**Written problem**: Search the listing below for "Chromatogr". Copy each matching line.

**Data listing**:
--- Start ---
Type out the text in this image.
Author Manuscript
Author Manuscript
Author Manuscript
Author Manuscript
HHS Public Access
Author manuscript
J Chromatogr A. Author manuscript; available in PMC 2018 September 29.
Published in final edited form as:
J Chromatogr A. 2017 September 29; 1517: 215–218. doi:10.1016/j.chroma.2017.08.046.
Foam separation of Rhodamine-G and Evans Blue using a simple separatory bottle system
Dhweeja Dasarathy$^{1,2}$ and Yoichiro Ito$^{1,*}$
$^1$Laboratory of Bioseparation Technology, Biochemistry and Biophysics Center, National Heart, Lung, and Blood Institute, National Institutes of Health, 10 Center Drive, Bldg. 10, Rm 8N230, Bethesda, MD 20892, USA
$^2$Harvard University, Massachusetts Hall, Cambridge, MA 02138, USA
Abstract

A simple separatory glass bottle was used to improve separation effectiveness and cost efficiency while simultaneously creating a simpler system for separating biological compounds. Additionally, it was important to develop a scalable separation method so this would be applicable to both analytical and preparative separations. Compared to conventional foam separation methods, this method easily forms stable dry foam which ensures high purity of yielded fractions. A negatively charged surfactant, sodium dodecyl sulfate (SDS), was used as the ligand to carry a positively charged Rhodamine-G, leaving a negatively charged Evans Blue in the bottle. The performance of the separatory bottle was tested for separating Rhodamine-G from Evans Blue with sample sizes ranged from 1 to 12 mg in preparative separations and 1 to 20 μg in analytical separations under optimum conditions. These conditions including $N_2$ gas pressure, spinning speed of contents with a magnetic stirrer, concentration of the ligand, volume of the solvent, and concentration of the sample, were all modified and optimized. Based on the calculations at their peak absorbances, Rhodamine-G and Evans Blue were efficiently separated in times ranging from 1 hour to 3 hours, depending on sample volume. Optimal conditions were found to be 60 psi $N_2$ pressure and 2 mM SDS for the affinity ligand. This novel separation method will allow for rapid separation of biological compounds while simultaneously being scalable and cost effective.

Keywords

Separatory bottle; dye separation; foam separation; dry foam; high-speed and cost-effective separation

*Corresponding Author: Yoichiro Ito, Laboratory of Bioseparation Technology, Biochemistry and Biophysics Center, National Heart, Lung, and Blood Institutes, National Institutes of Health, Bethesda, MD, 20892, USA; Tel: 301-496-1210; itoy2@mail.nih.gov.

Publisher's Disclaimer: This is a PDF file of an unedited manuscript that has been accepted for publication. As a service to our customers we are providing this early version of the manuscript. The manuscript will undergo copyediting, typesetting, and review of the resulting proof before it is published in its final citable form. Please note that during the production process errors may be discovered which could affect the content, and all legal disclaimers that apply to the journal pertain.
--- End ---
**Full response**:
J Chromatogr A. Author manuscript; available in PMC 2018 September 29.
J Chromatogr A. 2017 September 29; 1517: 215–218. doi:10.1016/j.chroma.2017.08.046.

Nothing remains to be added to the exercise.